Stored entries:
--------
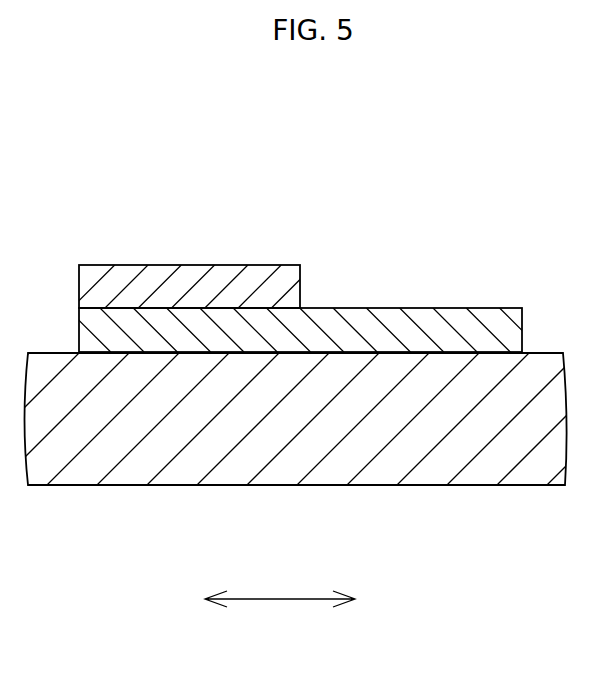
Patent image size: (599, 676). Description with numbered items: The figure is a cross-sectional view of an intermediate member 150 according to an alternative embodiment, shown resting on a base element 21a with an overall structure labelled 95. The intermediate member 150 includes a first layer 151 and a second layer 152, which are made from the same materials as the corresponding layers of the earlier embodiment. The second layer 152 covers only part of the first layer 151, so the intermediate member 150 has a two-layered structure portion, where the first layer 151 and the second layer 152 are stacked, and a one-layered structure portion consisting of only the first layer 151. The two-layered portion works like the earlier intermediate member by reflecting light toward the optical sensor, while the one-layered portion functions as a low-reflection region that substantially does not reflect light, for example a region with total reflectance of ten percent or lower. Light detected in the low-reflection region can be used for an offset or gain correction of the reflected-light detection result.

The test piece / sample structure 95 is at (287, 552).
The intermediate member 150 is at (322, 246).
The first layer 151 is at (373, 320).
The second layer 152 is at (210, 254).
The substrate (first substrate) 21a is at (487, 462).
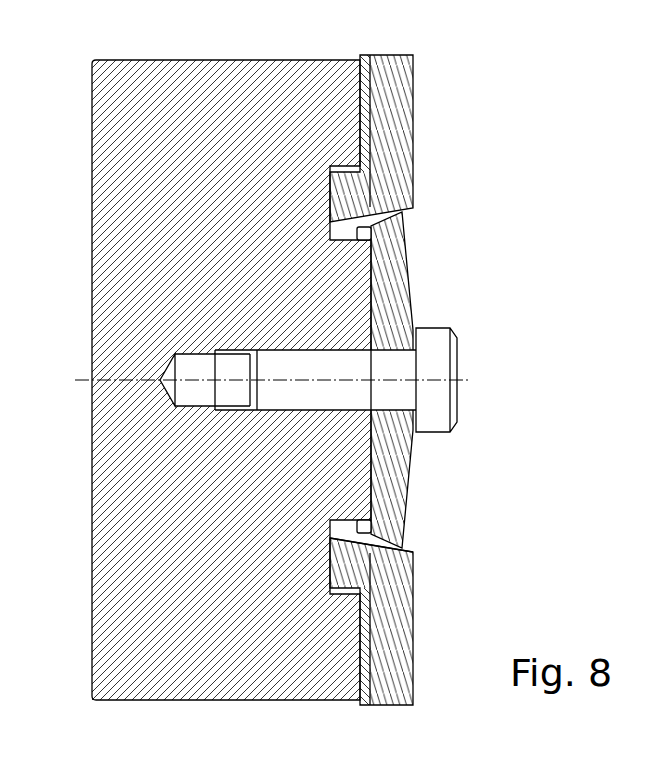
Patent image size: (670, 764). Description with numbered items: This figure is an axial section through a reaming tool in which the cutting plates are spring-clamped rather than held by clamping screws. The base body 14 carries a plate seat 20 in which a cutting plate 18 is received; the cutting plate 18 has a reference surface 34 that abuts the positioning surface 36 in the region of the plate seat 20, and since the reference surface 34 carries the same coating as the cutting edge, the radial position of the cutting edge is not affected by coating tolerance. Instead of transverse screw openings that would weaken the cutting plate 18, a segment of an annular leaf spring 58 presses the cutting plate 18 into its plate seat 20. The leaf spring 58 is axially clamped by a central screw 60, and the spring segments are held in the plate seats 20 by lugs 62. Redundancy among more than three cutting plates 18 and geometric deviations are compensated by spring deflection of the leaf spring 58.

The base body 14 is at (122, 125).
The cutting plate 18 is at (413, 66).
The plate seat 20 is at (367, 107).
The annular leaf spring 58 is at (413, 274).
The central screw 60 is at (458, 380).
The lug 62 is at (357, 238).
The positioning surface 36 is at (340, 592).
The reference surface 34 is at (333, 595).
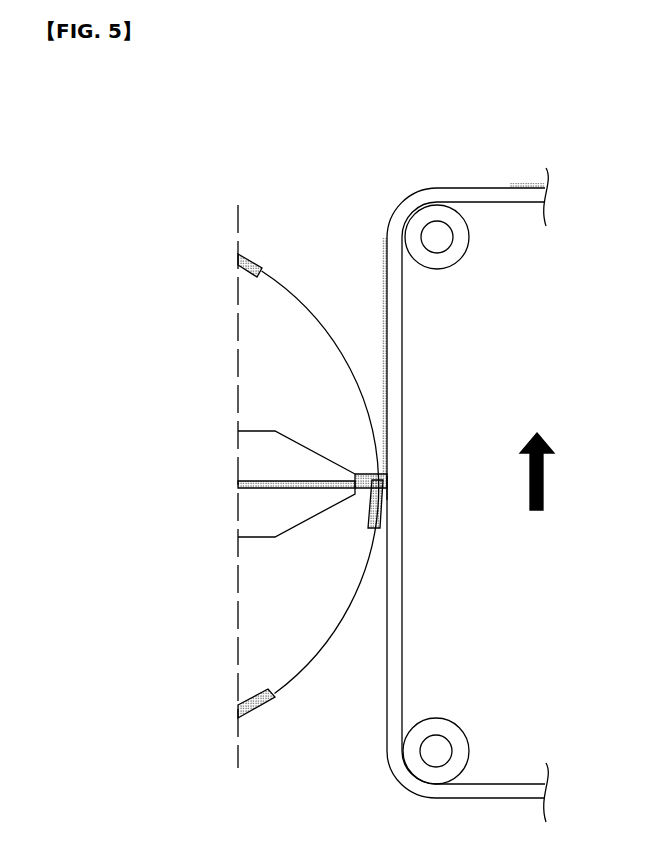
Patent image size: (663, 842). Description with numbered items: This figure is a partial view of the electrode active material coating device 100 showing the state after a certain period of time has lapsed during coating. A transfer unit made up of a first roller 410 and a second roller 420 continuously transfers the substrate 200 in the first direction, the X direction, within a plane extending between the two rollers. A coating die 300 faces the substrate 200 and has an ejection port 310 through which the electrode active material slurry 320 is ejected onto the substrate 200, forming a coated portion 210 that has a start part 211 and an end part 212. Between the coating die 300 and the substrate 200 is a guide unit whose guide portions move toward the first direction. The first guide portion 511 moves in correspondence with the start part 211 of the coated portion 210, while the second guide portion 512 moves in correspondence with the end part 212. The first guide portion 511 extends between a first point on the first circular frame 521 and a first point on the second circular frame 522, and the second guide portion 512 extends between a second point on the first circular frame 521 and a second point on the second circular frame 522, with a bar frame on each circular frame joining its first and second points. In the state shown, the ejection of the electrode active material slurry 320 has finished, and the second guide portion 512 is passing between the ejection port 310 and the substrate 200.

The electrode active material coating device 100 is at (331, 121).
The substrate 200 is at (421, 606).
The coated portion 210 is at (388, 370).
The start part of coated portion 211 is at (384, 232).
The end part of coated portion 212 is at (388, 494).
The coating die 300 is at (255, 460).
The ejection port 310 is at (323, 480).
The electrode active material slurry 320 is at (258, 490).
The first roller 410 is at (455, 252).
The second roller 420 is at (441, 731).
The first guide portion 511 is at (250, 259).
The second guide portion 512 is at (383, 510).
The first circular frame 521 is at (320, 465).
The second circular frame 522 is at (291, 292).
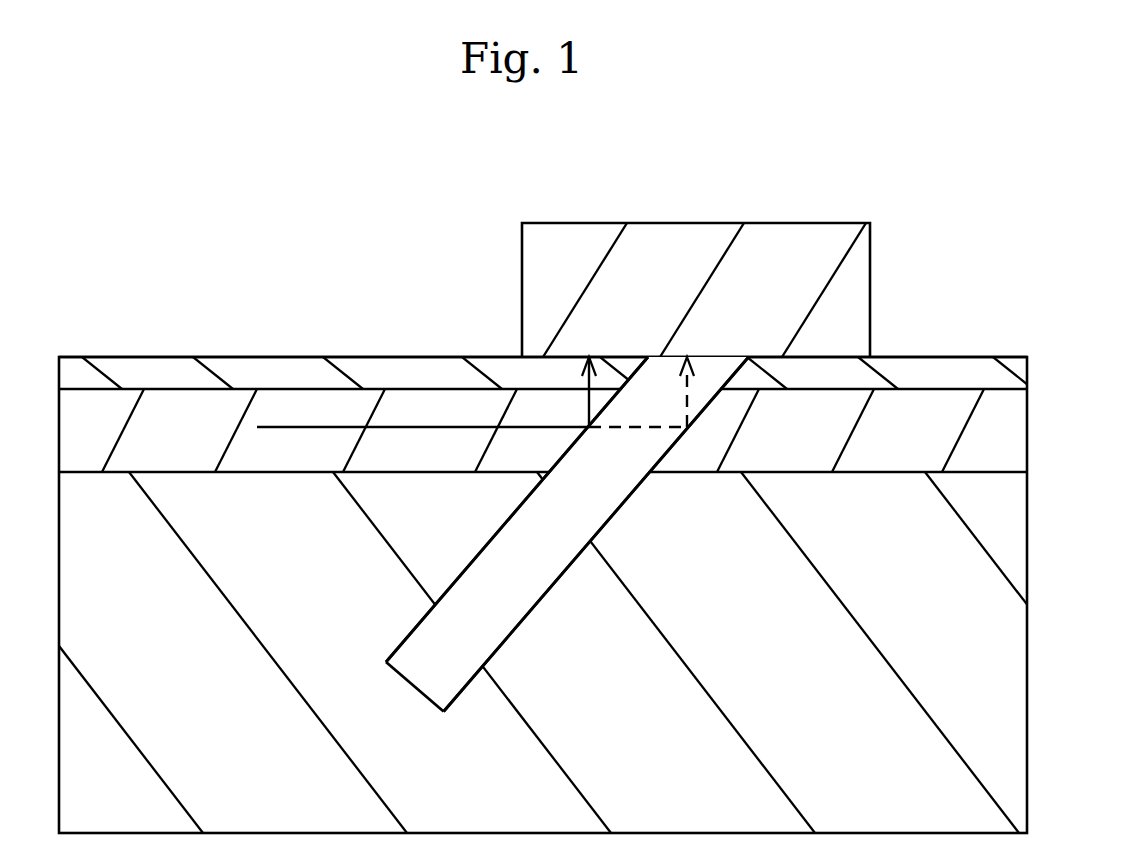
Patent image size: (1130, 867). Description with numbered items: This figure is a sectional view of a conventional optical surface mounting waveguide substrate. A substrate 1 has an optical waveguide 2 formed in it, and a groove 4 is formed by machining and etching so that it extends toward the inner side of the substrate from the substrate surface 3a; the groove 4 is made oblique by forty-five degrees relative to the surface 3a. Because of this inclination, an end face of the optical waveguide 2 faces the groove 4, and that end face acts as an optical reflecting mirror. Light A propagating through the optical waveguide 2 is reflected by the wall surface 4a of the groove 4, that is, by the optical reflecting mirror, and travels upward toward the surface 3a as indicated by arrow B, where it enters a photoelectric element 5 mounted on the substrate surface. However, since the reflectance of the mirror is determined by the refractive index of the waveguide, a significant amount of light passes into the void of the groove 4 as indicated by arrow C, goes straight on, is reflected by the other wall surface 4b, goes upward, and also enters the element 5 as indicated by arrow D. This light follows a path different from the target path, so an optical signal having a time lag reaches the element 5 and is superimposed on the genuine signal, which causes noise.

The substrate 1 is at (1005, 688).
The optical waveguide 2 is at (1010, 427).
The substrate surface 3a is at (937, 353).
The groove 4 is at (545, 567).
The wall surface 4a is at (477, 560).
The other wall surface 4b is at (638, 487).
The photoelectric element 5 is at (850, 272).
The light A is at (345, 427).
The arrow B is at (585, 383).
The arrow C is at (623, 430).
The arrow D is at (689, 392).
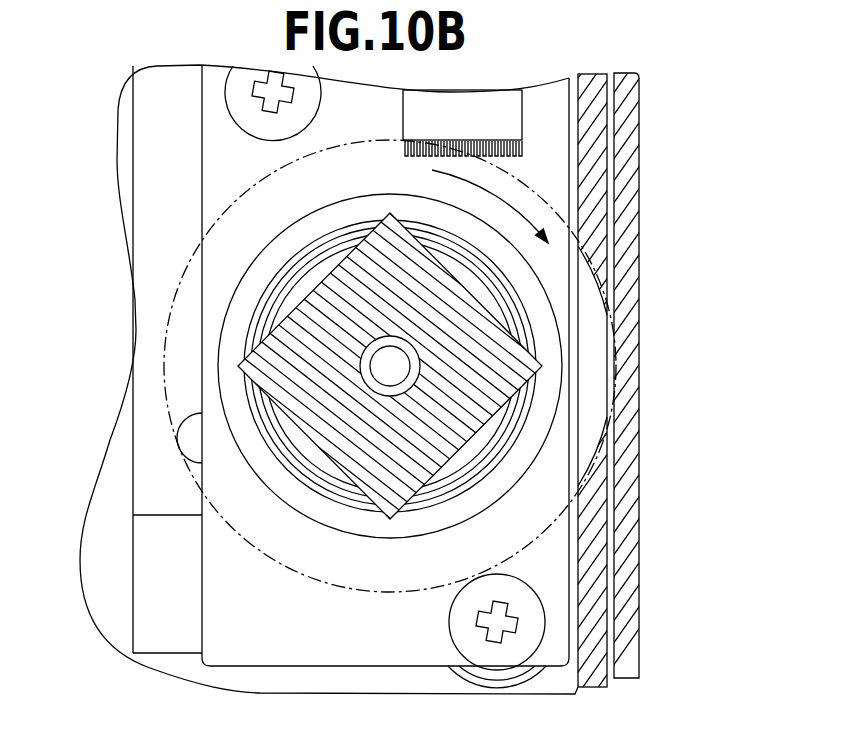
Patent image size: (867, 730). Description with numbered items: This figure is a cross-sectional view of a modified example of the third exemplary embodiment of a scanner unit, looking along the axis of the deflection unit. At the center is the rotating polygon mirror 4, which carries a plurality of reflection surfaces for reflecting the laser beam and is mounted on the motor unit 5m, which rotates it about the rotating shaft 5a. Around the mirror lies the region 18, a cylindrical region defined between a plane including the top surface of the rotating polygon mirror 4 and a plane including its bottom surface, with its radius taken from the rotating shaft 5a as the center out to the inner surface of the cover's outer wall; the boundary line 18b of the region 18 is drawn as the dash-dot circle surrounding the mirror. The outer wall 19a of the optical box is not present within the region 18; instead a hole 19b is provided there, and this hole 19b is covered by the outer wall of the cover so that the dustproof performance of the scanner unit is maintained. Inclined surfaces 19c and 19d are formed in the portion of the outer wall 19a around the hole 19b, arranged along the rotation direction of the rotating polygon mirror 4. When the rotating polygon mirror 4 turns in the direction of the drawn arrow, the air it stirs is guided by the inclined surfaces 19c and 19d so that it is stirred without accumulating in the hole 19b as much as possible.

The rotating polygon mirror 4 is at (315, 326).
The rotating shaft 5a is at (383, 372).
The motor unit 5m is at (302, 458).
The region 18 is at (538, 492).
The boundary line 18b is at (540, 552).
The outer wall 19a is at (593, 97).
The hole 19b is at (593, 362).
The inclined surface 19c is at (590, 257).
The inclined surface 19d is at (590, 473).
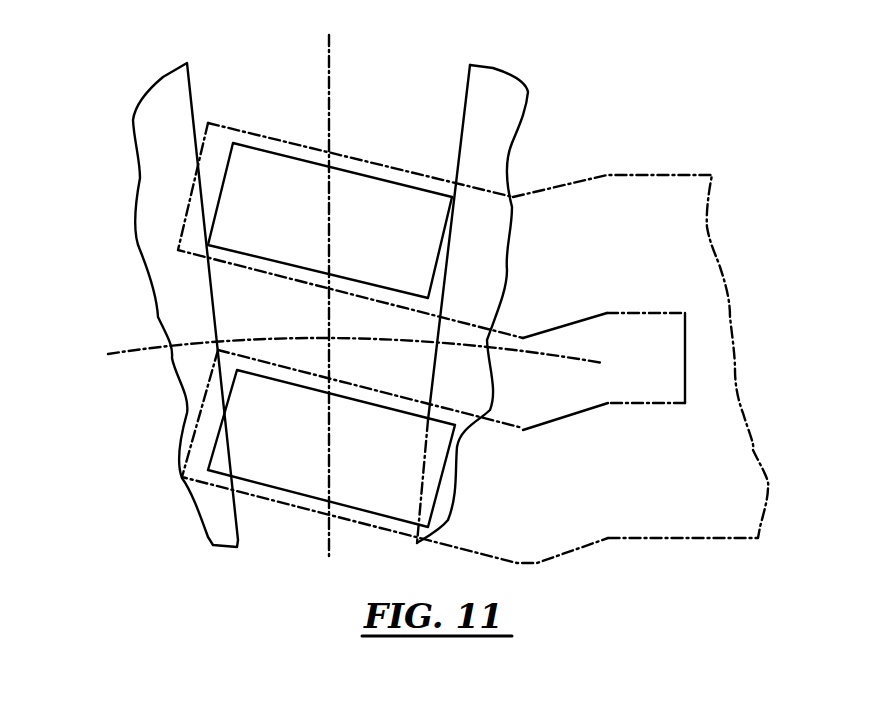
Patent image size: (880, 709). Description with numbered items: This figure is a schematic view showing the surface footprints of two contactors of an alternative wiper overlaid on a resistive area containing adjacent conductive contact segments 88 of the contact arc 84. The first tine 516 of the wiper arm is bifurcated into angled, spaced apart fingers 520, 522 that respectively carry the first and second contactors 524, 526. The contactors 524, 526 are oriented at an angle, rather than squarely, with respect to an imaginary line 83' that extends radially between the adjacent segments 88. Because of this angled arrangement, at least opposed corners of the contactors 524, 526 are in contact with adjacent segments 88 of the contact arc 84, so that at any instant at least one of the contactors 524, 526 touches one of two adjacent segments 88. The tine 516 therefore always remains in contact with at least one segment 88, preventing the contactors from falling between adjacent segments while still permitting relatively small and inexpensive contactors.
--------
● **What is needed**
Rewrite the data above, putting "Drawing dimensions" wherever "Patent image size" appears and keeping everything else the same. Omit the pictures from your version.

● **Written reply**
Drawing dimensions: (599, 676). Description with numbered items: The figure is a cross-sectional view of an intermediate member 150 according to an alternative embodiment, shown resting on a base element 21a with an overall structure labelled 95. The intermediate member 150 includes a first layer 151 and a second layer 152, which are made from the same materials as the corresponding layers of the earlier embodiment. The second layer 152 covers only part of the first layer 151, so the intermediate member 150 has a two-layered structure portion, where the first layer 151 and the second layer 152 are stacked, and a one-layered structure portion consisting of only the first layer 151. The two-layered portion works like the earlier intermediate member by reflecting light toward the optical sensor, while the one-layered portion functions as a low-reflection region that substantially does not reflect light, for example a region with total reflectance of ten percent or lower. Light detected in the low-reflection region can be used for an offset or gain correction of the reflected-light detection result.

The test piece / sample structure 95 is at (287, 552).
The intermediate member 150 is at (322, 246).
The first layer 151 is at (373, 320).
The second layer 152 is at (210, 254).
The substrate (first substrate) 21a is at (487, 462).
Drawing dimensions: (670, 764). Description with numbered items: This figure is an axial section through a reaming tool in which the cutting plates are spring-clamped rather than held by clamping screws. The base body 14 carries a plate seat 20 in which a cutting plate 18 is received; the cutting plate 18 has a reference surface 34 that abuts the positioning surface 36 in the region of the plate seat 20, and since the reference surface 34 carries the same coating as the cutting edge, the radial position of the cutting edge is not affected by coating tolerance. Instead of transverse screw openings that would weaken the cutting plate 18, a segment of an annular leaf spring 58 presses the cutting plate 18 into its plate seat 20. The leaf spring 58 is axially clamped by a central screw 60, and the spring segments are held in the plate seats 20 by lugs 62. Redundancy among more than three cutting plates 18 and geometric deviations are compensated by spring deflection of the leaf spring 58.

The base body 14 is at (122, 125).
The cutting plate 18 is at (413, 66).
The plate seat 20 is at (367, 107).
The annular leaf spring 58 is at (413, 274).
The central screw 60 is at (458, 380).
The lug 62 is at (357, 238).
The positioning surface 36 is at (340, 592).
The reference surface 34 is at (333, 595).
Drawing dimensions: (663, 842). Description with numbered items: This figure is a partial view of the electrode active material coating device 100 showing the state after a certain period of time has lapsed during coating. A transfer unit made up of a first roller 410 and a second roller 420 continuously transfers the substrate 200 in the first direction, the X direction, within a plane extending between the two rollers. A coating die 300 faces the substrate 200 and has an ejection port 310 through which the electrode active material slurry 320 is ejected onto the substrate 200, forming a coated portion 210 that has a start part 211 and an end part 212. Between the coating die 300 and the substrate 200 is a guide unit whose guide portions move toward the first direction. The first guide portion 511 moves in correspondence with the start part 211 of the coated portion 210, while the second guide portion 512 moves in correspondence with the end part 212. The first guide portion 511 extends between a first point on the first circular frame 521 and a first point on the second circular frame 522, and the second guide portion 512 extends between a second point on the first circular frame 521 and a second point on the second circular frame 522, with a bar frame on each circular frame joining its first and second points. In the state shown, the ejection of the electrode active material slurry 320 has finished, and the second guide portion 512 is passing between the ejection port 310 and the substrate 200.

The electrode active material coating device 100 is at (331, 121).
The substrate 200 is at (421, 606).
The coated portion 210 is at (388, 370).
The start part of coated portion 211 is at (384, 232).
The end part of coated portion 212 is at (388, 494).
The coating die 300 is at (255, 460).
The ejection port 310 is at (323, 480).
The electrode active material slurry 320 is at (258, 490).
The first roller 410 is at (455, 252).
The second roller 420 is at (441, 731).
The first guide portion 511 is at (250, 259).
The second guide portion 512 is at (383, 510).
The first circular frame 521 is at (320, 465).
The second circular frame 522 is at (291, 292).
Drawing dimensions: (1130, 867). Description with numbered items: This figure is a sectional view of a conventional optical surface mounting waveguide substrate. A substrate 1 has an optical waveguide 2 formed in it, and a groove 4 is formed by machining and etching so that it extends toward the inner side of the substrate from the substrate surface 3a; the groove 4 is made oblique by forty-five degrees relative to the surface 3a. Because of this inclination, an end face of the optical waveguide 2 faces the groove 4, and that end face acts as an optical reflecting mirror. Light A propagating through the optical waveguide 2 is reflected by the wall surface 4a of the groove 4, that is, by the optical reflecting mirror, and travels upward toward the surface 3a as indicated by arrow B, where it enters a photoelectric element 5 mounted on the substrate surface. However, since the reflectance of the mirror is determined by the refractive index of the waveguide, a significant amount of light passes into the void of the groove 4 as indicated by arrow C, goes straight on, is reflected by the other wall surface 4b, goes upward, and also enters the element 5 as indicated by arrow D. This light follows a path different from the target path, so an optical signal having a time lag reaches the element 5 and is superimposed on the genuine signal, which causes noise.

The substrate 1 is at (1005, 688).
The optical waveguide 2 is at (1010, 427).
The substrate surface 3a is at (937, 353).
The groove 4 is at (545, 567).
The wall surface 4a is at (477, 560).
The other wall surface 4b is at (638, 487).
The photoelectric element 5 is at (850, 272).
The light A is at (345, 427).
The arrow B is at (585, 383).
The arrow C is at (623, 430).
The arrow D is at (689, 392).
Drawing dimensions: (867, 730). Description with numbered items: This figure is a cross-sectional view of a modified example of the third exemplary embodiment of a scanner unit, looking along the axis of the deflection unit. At the center is the rotating polygon mirror 4, which carries a plurality of reflection surfaces for reflecting the laser beam and is mounted on the motor unit 5m, which rotates it about the rotating shaft 5a. Around the mirror lies the region 18, a cylindrical region defined between a plane including the top surface of the rotating polygon mirror 4 and a plane including its bottom surface, with its radius taken from the rotating shaft 5a as the center out to the inner surface of the cover's outer wall; the boundary line 18b of the region 18 is drawn as the dash-dot circle surrounding the mirror. The outer wall 19a of the optical box is not present within the region 18; instead a hole 19b is provided there, and this hole 19b is covered by the outer wall of the cover so that the dustproof performance of the scanner unit is maintained. Inclined surfaces 19c and 19d are formed in the portion of the outer wall 19a around the hole 19b, arranged along the rotation direction of the rotating polygon mirror 4. When the rotating polygon mirror 4 turns in the direction of the drawn arrow, the air it stirs is guided by the inclined surfaces 19c and 19d so that it is stirred without accumulating in the hole 19b as much as possible.

The rotating polygon mirror 4 is at (315, 326).
The rotating shaft 5a is at (383, 372).
The motor unit 5m is at (302, 458).
The region 18 is at (538, 492).
The boundary line 18b is at (540, 552).
The outer wall 19a is at (593, 97).
The hole 19b is at (593, 362).
The inclined surface 19c is at (590, 257).
The inclined surface 19d is at (590, 473).
Drawing dimensions: (880, 709). Description with numbered items: This figure is a schematic view showing the surface footprints of two contactors of an alternative wiper overlaid on a resistive area containing adjacent conductive contact segments 88 of the contact arc 84. The first tine 516 of the wiper arm is bifurcated into angled, spaced apart fingers 520, 522 that respectively carry the first and second contactors 524, 526. The contactors 524, 526 are oriented at an angle, rather than squarely, with respect to an imaginary line 83' that extends radially between the adjacent segments 88. Because of this angled arrangement, at least opposed corners of the contactors 524, 526 are in contact with adjacent segments 88 of the contact arc 84, so that at any instant at least one of the contactors 524, 526 touches one of two adjacent segments 88. The tine 516 therefore always remains in contact with at least one segment 88, preventing the contactors from falling between adjacent segments while still permitting relatively small and inexpensive contactors.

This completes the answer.